Output the material word for word. Leave each picture out.

━━ TASK INPUTS

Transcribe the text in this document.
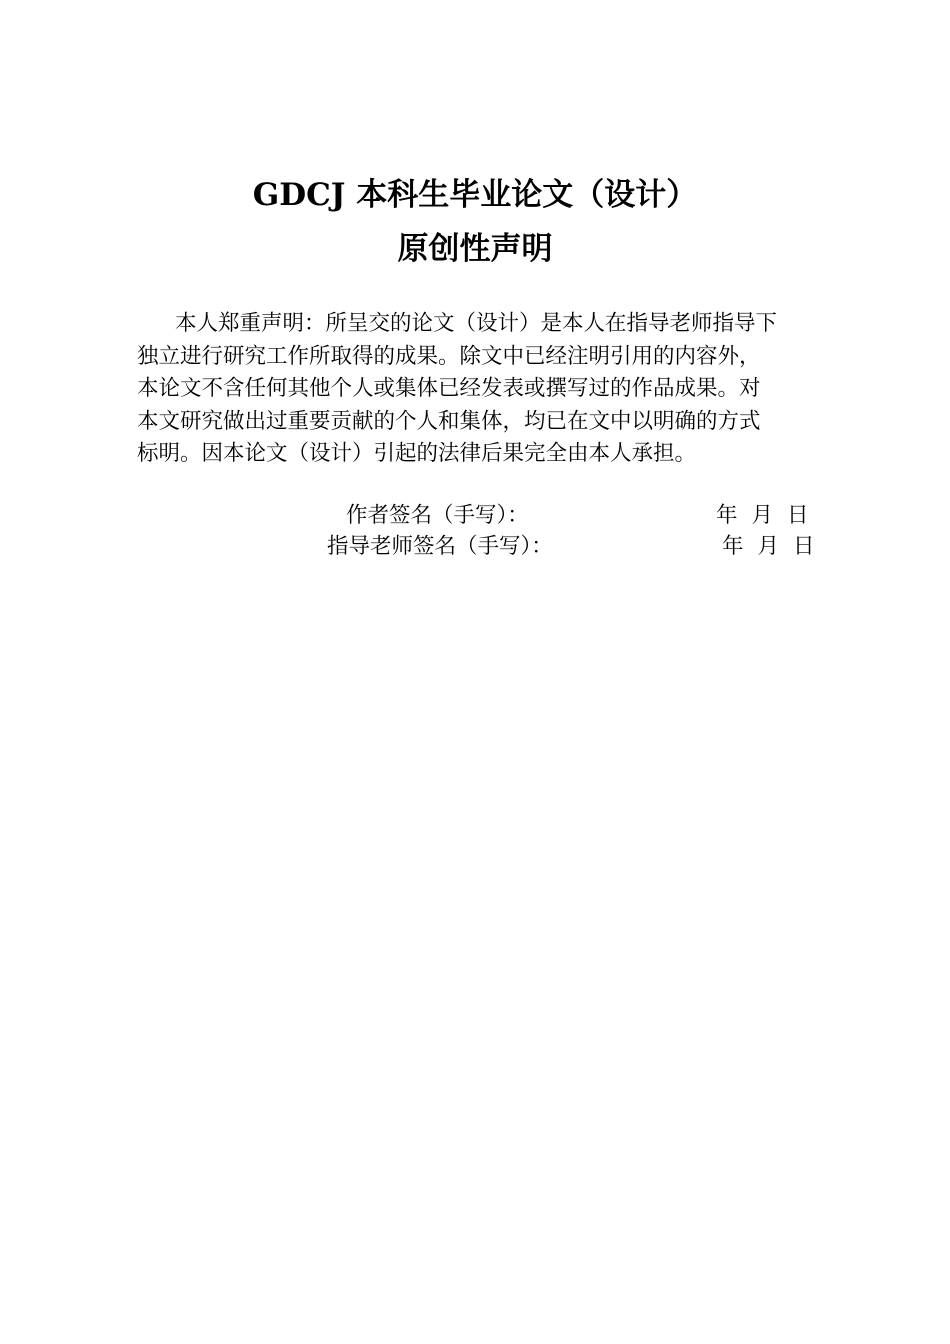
GDCJ 本科生毕业论文（设计）
原创性声明
本人郑重声明：所呈交的论文（设计）是本人在指导老师指导下
独立进行研究工作所取得的成果。除文中已经注明引用的内容外，
本论文不含任何其他个人或集体已经发表或撰写过的作品成果。对
本文研究做出过重要贡献的个人和集体，均已在文中以明确的方式
标明。因本论文（设计）引起的法律后果完全由本人承担。
作者签名（手写）：	年 月 日
指导老师签名（手写）：	年 月 日
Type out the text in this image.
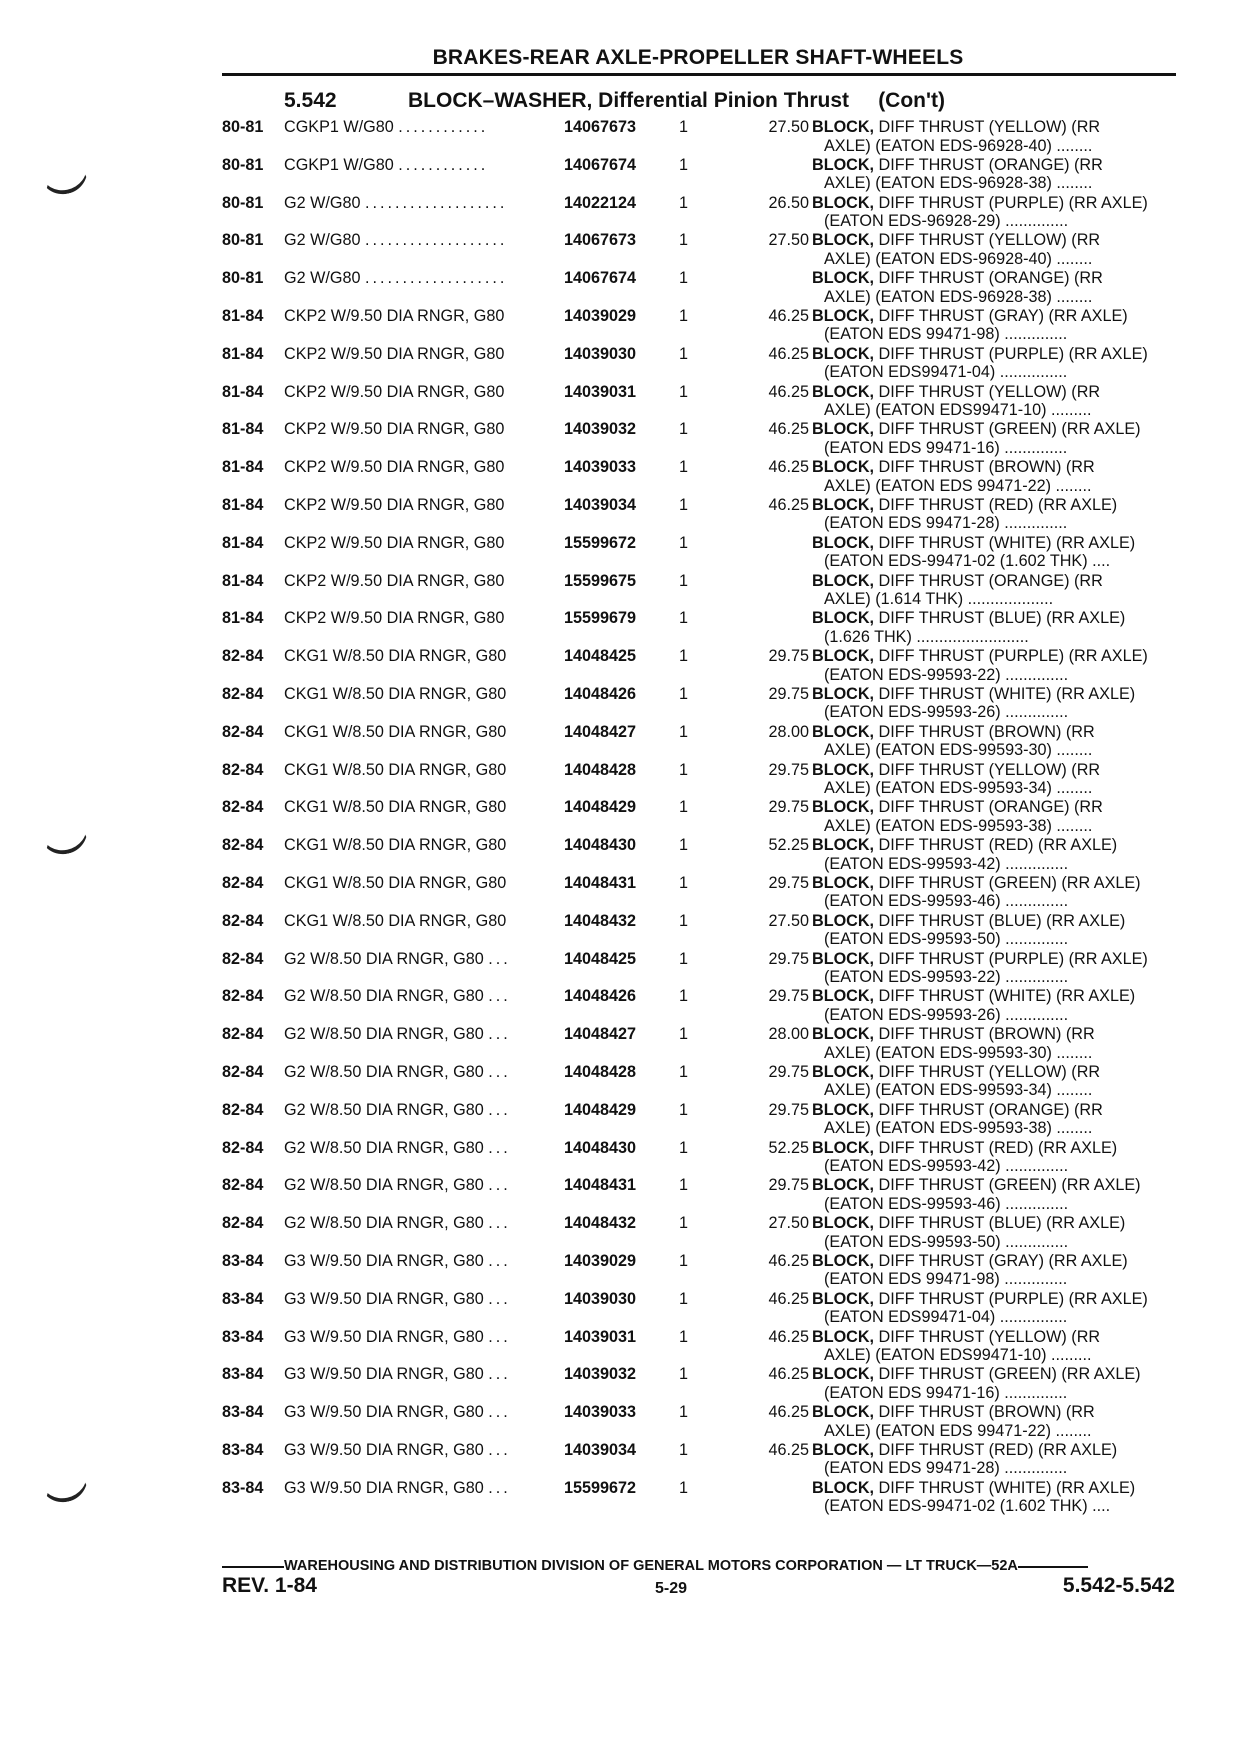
BRAKES-REAR AXLE-PROPELLER SHAFT-WHEELS
5.542	BLOCK–WASHER, Differential Pinion Thrust     (Con't)
80-81 CGKP1 W/G80 ............	14067673	1	27.50 BLOCK, DIFF THRUST (YELLOW) (RR
AXLE) (EATON EDS-96928-40) ........
80-81 CGKP1 W/G80 ............	14067674	1	BLOCK, DIFF THRUST (ORANGE) (RR
AXLE) (EATON EDS-96928-38) ........
80-81 G2 W/G80 ...................	14022124	1	26.50 BLOCK, DIFF THRUST (PURPLE) (RR AXLE)
(EATON EDS-96928-29) ..............
80-81 G2 W/G80 ...................	14067673	1	27.50 BLOCK, DIFF THRUST (YELLOW) (RR
AXLE) (EATON EDS-96928-40) ........
80-81 G2 W/G80 ...................	14067674	1	BLOCK, DIFF THRUST (ORANGE) (RR
AXLE) (EATON EDS-96928-38) ........
81-84 CKP2 W/9.50 DIA RNGR, G80	14039029	1	46.25 BLOCK, DIFF THRUST (GRAY) (RR AXLE)
(EATON EDS 99471-98) ..............
81-84 CKP2 W/9.50 DIA RNGR, G80	14039030	1	46.25 BLOCK, DIFF THRUST (PURPLE) (RR AXLE)
(EATON EDS99471-04) ...............
81-84 CKP2 W/9.50 DIA RNGR, G80	14039031	1	46.25 BLOCK, DIFF THRUST (YELLOW) (RR
AXLE) (EATON EDS99471-10) .........
81-84 CKP2 W/9.50 DIA RNGR, G80	14039032	1	46.25 BLOCK, DIFF THRUST (GREEN) (RR AXLE)
(EATON EDS 99471-16) ..............
81-84 CKP2 W/9.50 DIA RNGR, G80	14039033	1	46.25 BLOCK, DIFF THRUST (BROWN) (RR
AXLE) (EATON EDS 99471-22) ........
81-84 CKP2 W/9.50 DIA RNGR, G80	14039034	1	46.25 BLOCK, DIFF THRUST (RED) (RR AXLE)
(EATON EDS 99471-28) ..............
81-84 CKP2 W/9.50 DIA RNGR, G80	15599672	1	BLOCK, DIFF THRUST (WHITE) (RR AXLE)
(EATON EDS-99471-02 (1.602 THK) ....
81-84 CKP2 W/9.50 DIA RNGR, G80	15599675	1	BLOCK, DIFF THRUST (ORANGE) (RR
AXLE) (1.614 THK) ...................
81-84 CKP2 W/9.50 DIA RNGR, G80	15599679	1	BLOCK, DIFF THRUST (BLUE) (RR AXLE)
(1.626 THK) .........................
82-84 CKG1 W/8.50 DIA RNGR, G80	14048425	1	29.75 BLOCK, DIFF THRUST (PURPLE) (RR AXLE)
(EATON EDS-99593-22) ..............
82-84 CKG1 W/8.50 DIA RNGR, G80	14048426	1	29.75 BLOCK, DIFF THRUST (WHITE) (RR AXLE)
(EATON EDS-99593-26) ..............
82-84 CKG1 W/8.50 DIA RNGR, G80	14048427	1	28.00 BLOCK, DIFF THRUST (BROWN) (RR
AXLE) (EATON EDS-99593-30) ........
82-84 CKG1 W/8.50 DIA RNGR, G80	14048428	1	29.75 BLOCK, DIFF THRUST (YELLOW) (RR
AXLE) (EATON EDS-99593-34) ........
82-84 CKG1 W/8.50 DIA RNGR, G80	14048429	1	29.75 BLOCK, DIFF THRUST (ORANGE) (RR
AXLE) (EATON EDS-99593-38) ........
82-84 CKG1 W/8.50 DIA RNGR, G80	14048430	1	52.25 BLOCK, DIFF THRUST (RED) (RR AXLE)
(EATON EDS-99593-42) ..............
82-84 CKG1 W/8.50 DIA RNGR, G80	14048431	1	29.75 BLOCK, DIFF THRUST (GREEN) (RR AXLE)
(EATON EDS-99593-46) ..............
82-84 CKG1 W/8.50 DIA RNGR, G80	14048432	1	27.50 BLOCK, DIFF THRUST (BLUE) (RR AXLE)
(EATON EDS-99593-50) ..............
82-84 G2 W/8.50 DIA RNGR, G80 ...	14048425	1	29.75 BLOCK, DIFF THRUST (PURPLE) (RR AXLE)
(EATON EDS-99593-22) ..............
82-84 G2 W/8.50 DIA RNGR, G80 ...	14048426	1	29.75 BLOCK, DIFF THRUST (WHITE) (RR AXLE)
(EATON EDS-99593-26) ..............
82-84 G2 W/8.50 DIA RNGR, G80 ...	14048427	1	28.00 BLOCK, DIFF THRUST (BROWN) (RR
AXLE) (EATON EDS-99593-30) ........
82-84 G2 W/8.50 DIA RNGR, G80 ...	14048428	1	29.75 BLOCK, DIFF THRUST (YELLOW) (RR
AXLE) (EATON EDS-99593-34) ........
82-84 G2 W/8.50 DIA RNGR, G80 ...	14048429	1	29.75 BLOCK, DIFF THRUST (ORANGE) (RR
AXLE) (EATON EDS-99593-38) ........
82-84 G2 W/8.50 DIA RNGR, G80 ...	14048430	1	52.25 BLOCK, DIFF THRUST (RED) (RR AXLE)
(EATON EDS-99593-42) ..............
82-84 G2 W/8.50 DIA RNGR, G80 ...	14048431	1	29.75 BLOCK, DIFF THRUST (GREEN) (RR AXLE)
(EATON EDS-99593-46) ..............
82-84 G2 W/8.50 DIA RNGR, G80 ...	14048432	1	27.50 BLOCK, DIFF THRUST (BLUE) (RR AXLE)
(EATON EDS-99593-50) ..............
83-84 G3 W/9.50 DIA RNGR, G80 ...	14039029	1	46.25 BLOCK, DIFF THRUST (GRAY) (RR AXLE)
(EATON EDS 99471-98) ..............
83-84 G3 W/9.50 DIA RNGR, G80 ...	14039030	1	46.25 BLOCK, DIFF THRUST (PURPLE) (RR AXLE)
(EATON EDS99471-04) ...............
83-84 G3 W/9.50 DIA RNGR, G80 ...	14039031	1	46.25 BLOCK, DIFF THRUST (YELLOW) (RR
AXLE) (EATON EDS99471-10) .........
83-84 G3 W/9.50 DIA RNGR, G80 ...	14039032	1	46.25 BLOCK, DIFF THRUST (GREEN) (RR AXLE)
(EATON EDS 99471-16) ..............
83-84 G3 W/9.50 DIA RNGR, G80 ...	14039033	1	46.25 BLOCK, DIFF THRUST (BROWN) (RR
AXLE) (EATON EDS 99471-22) ........
83-84 G3 W/9.50 DIA RNGR, G80 ...	14039034	1	46.25 BLOCK, DIFF THRUST (RED) (RR AXLE)
(EATON EDS 99471-28) ..............
83-84 G3 W/9.50 DIA RNGR, G80 ...	15599672	1	BLOCK, DIFF THRUST (WHITE) (RR AXLE)
(EATON EDS-99471-02 (1.602 THK) ....
WAREHOUSING AND DISTRIBUTION DIVISION OF GENERAL MOTORS CORPORATION — LT TRUCK—52A
REV. 1-84	5-29	5.542-5.542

━━━━

◆ **EXPECTED ANSWER**
Transcribe the text in this document.
GDCJ 本科生毕业论文（设计）
原创性声明
本人郑重声明：所呈交的论文（设计）是本人在指导老师指导下
独立进行研究工作所取得的成果。除文中已经注明引用的内容外，
本论文不含任何其他个人或集体已经发表或撰写过的作品成果。对
本文研究做出过重要贡献的个人和集体，均已在文中以明确的方式
标明。因本论文（设计）引起的法律后果完全由本人承担。
作者签名（手写）：	年 月 日
指导老师签名（手写）：	年 月 日
Type out the text in this image.
BRAKES-REAR AXLE-PROPELLER SHAFT-WHEELS
5.542	BLOCK–WASHER, Differential Pinion Thrust     (Con't)
80-81 CGKP1 W/G80 ............	14067673	1	27.50 BLOCK, DIFF THRUST (YELLOW) (RR
AXLE) (EATON EDS-96928-40) ........
80-81 CGKP1 W/G80 ............	14067674	1	BLOCK, DIFF THRUST (ORANGE) (RR
AXLE) (EATON EDS-96928-38) ........
80-81 G2 W/G80 ...................	14022124	1	26.50 BLOCK, DIFF THRUST (PURPLE) (RR AXLE)
(EATON EDS-96928-29) ..............
80-81 G2 W/G80 ...................	14067673	1	27.50 BLOCK, DIFF THRUST (YELLOW) (RR
AXLE) (EATON EDS-96928-40) ........
80-81 G2 W/G80 ...................	14067674	1	BLOCK, DIFF THRUST (ORANGE) (RR
AXLE) (EATON EDS-96928-38) ........
81-84 CKP2 W/9.50 DIA RNGR, G80	14039029	1	46.25 BLOCK, DIFF THRUST (GRAY) (RR AXLE)
(EATON EDS 99471-98) ..............
81-84 CKP2 W/9.50 DIA RNGR, G80	14039030	1	46.25 BLOCK, DIFF THRUST (PURPLE) (RR AXLE)
(EATON EDS99471-04) ...............
81-84 CKP2 W/9.50 DIA RNGR, G80	14039031	1	46.25 BLOCK, DIFF THRUST (YELLOW) (RR
AXLE) (EATON EDS99471-10) .........
81-84 CKP2 W/9.50 DIA RNGR, G80	14039032	1	46.25 BLOCK, DIFF THRUST (GREEN) (RR AXLE)
(EATON EDS 99471-16) ..............
81-84 CKP2 W/9.50 DIA RNGR, G80	14039033	1	46.25 BLOCK, DIFF THRUST (BROWN) (RR
AXLE) (EATON EDS 99471-22) ........
81-84 CKP2 W/9.50 DIA RNGR, G80	14039034	1	46.25 BLOCK, DIFF THRUST (RED) (RR AXLE)
(EATON EDS 99471-28) ..............
81-84 CKP2 W/9.50 DIA RNGR, G80	15599672	1	BLOCK, DIFF THRUST (WHITE) (RR AXLE)
(EATON EDS-99471-02 (1.602 THK) ....
81-84 CKP2 W/9.50 DIA RNGR, G80	15599675	1	BLOCK, DIFF THRUST (ORANGE) (RR
AXLE) (1.614 THK) ...................
81-84 CKP2 W/9.50 DIA RNGR, G80	15599679	1	BLOCK, DIFF THRUST (BLUE) (RR AXLE)
(1.626 THK) .........................
82-84 CKG1 W/8.50 DIA RNGR, G80	14048425	1	29.75 BLOCK, DIFF THRUST (PURPLE) (RR AXLE)
(EATON EDS-99593-22) ..............
82-84 CKG1 W/8.50 DIA RNGR, G80	14048426	1	29.75 BLOCK, DIFF THRUST (WHITE) (RR AXLE)
(EATON EDS-99593-26) ..............
82-84 CKG1 W/8.50 DIA RNGR, G80	14048427	1	28.00 BLOCK, DIFF THRUST (BROWN) (RR
AXLE) (EATON EDS-99593-30) ........
82-84 CKG1 W/8.50 DIA RNGR, G80	14048428	1	29.75 BLOCK, DIFF THRUST (YELLOW) (RR
AXLE) (EATON EDS-99593-34) ........
82-84 CKG1 W/8.50 DIA RNGR, G80	14048429	1	29.75 BLOCK, DIFF THRUST (ORANGE) (RR
AXLE) (EATON EDS-99593-38) ........
82-84 CKG1 W/8.50 DIA RNGR, G80	14048430	1	52.25 BLOCK, DIFF THRUST (RED) (RR AXLE)
(EATON EDS-99593-42) ..............
82-84 CKG1 W/8.50 DIA RNGR, G80	14048431	1	29.75 BLOCK, DIFF THRUST (GREEN) (RR AXLE)
(EATON EDS-99593-46) ..............
82-84 CKG1 W/8.50 DIA RNGR, G80	14048432	1	27.50 BLOCK, DIFF THRUST (BLUE) (RR AXLE)
(EATON EDS-99593-50) ..............
82-84 G2 W/8.50 DIA RNGR, G80 ...	14048425	1	29.75 BLOCK, DIFF THRUST (PURPLE) (RR AXLE)
(EATON EDS-99593-22) ..............
82-84 G2 W/8.50 DIA RNGR, G80 ...	14048426	1	29.75 BLOCK, DIFF THRUST (WHITE) (RR AXLE)
(EATON EDS-99593-26) ..............
82-84 G2 W/8.50 DIA RNGR, G80 ...	14048427	1	28.00 BLOCK, DIFF THRUST (BROWN) (RR
AXLE) (EATON EDS-99593-30) ........
82-84 G2 W/8.50 DIA RNGR, G80 ...	14048428	1	29.75 BLOCK, DIFF THRUST (YELLOW) (RR
AXLE) (EATON EDS-99593-34) ........
82-84 G2 W/8.50 DIA RNGR, G80 ...	14048429	1	29.75 BLOCK, DIFF THRUST (ORANGE) (RR
AXLE) (EATON EDS-99593-38) ........
82-84 G2 W/8.50 DIA RNGR, G80 ...	14048430	1	52.25 BLOCK, DIFF THRUST (RED) (RR AXLE)
(EATON EDS-99593-42) ..............
82-84 G2 W/8.50 DIA RNGR, G80 ...	14048431	1	29.75 BLOCK, DIFF THRUST (GREEN) (RR AXLE)
(EATON EDS-99593-46) ..............
82-84 G2 W/8.50 DIA RNGR, G80 ...	14048432	1	27.50 BLOCK, DIFF THRUST (BLUE) (RR AXLE)
(EATON EDS-99593-50) ..............
83-84 G3 W/9.50 DIA RNGR, G80 ...	14039029	1	46.25 BLOCK, DIFF THRUST (GRAY) (RR AXLE)
(EATON EDS 99471-98) ..............
83-84 G3 W/9.50 DIA RNGR, G80 ...	14039030	1	46.25 BLOCK, DIFF THRUST (PURPLE) (RR AXLE)
(EATON EDS99471-04) ...............
83-84 G3 W/9.50 DIA RNGR, G80 ...	14039031	1	46.25 BLOCK, DIFF THRUST (YELLOW) (RR
AXLE) (EATON EDS99471-10) .........
83-84 G3 W/9.50 DIA RNGR, G80 ...	14039032	1	46.25 BLOCK, DIFF THRUST (GREEN) (RR AXLE)
(EATON EDS 99471-16) ..............
83-84 G3 W/9.50 DIA RNGR, G80 ...	14039033	1	46.25 BLOCK, DIFF THRUST (BROWN) (RR
AXLE) (EATON EDS 99471-22) ........
83-84 G3 W/9.50 DIA RNGR, G80 ...	14039034	1	46.25 BLOCK, DIFF THRUST (RED) (RR AXLE)
(EATON EDS 99471-28) ..............
83-84 G3 W/9.50 DIA RNGR, G80 ...	15599672	1	BLOCK, DIFF THRUST (WHITE) (RR AXLE)
(EATON EDS-99471-02 (1.602 THK) ....
WAREHOUSING AND DISTRIBUTION DIVISION OF GENERAL MOTORS CORPORATION — LT TRUCK—52A
REV. 1-84	5-29	5.542-5.542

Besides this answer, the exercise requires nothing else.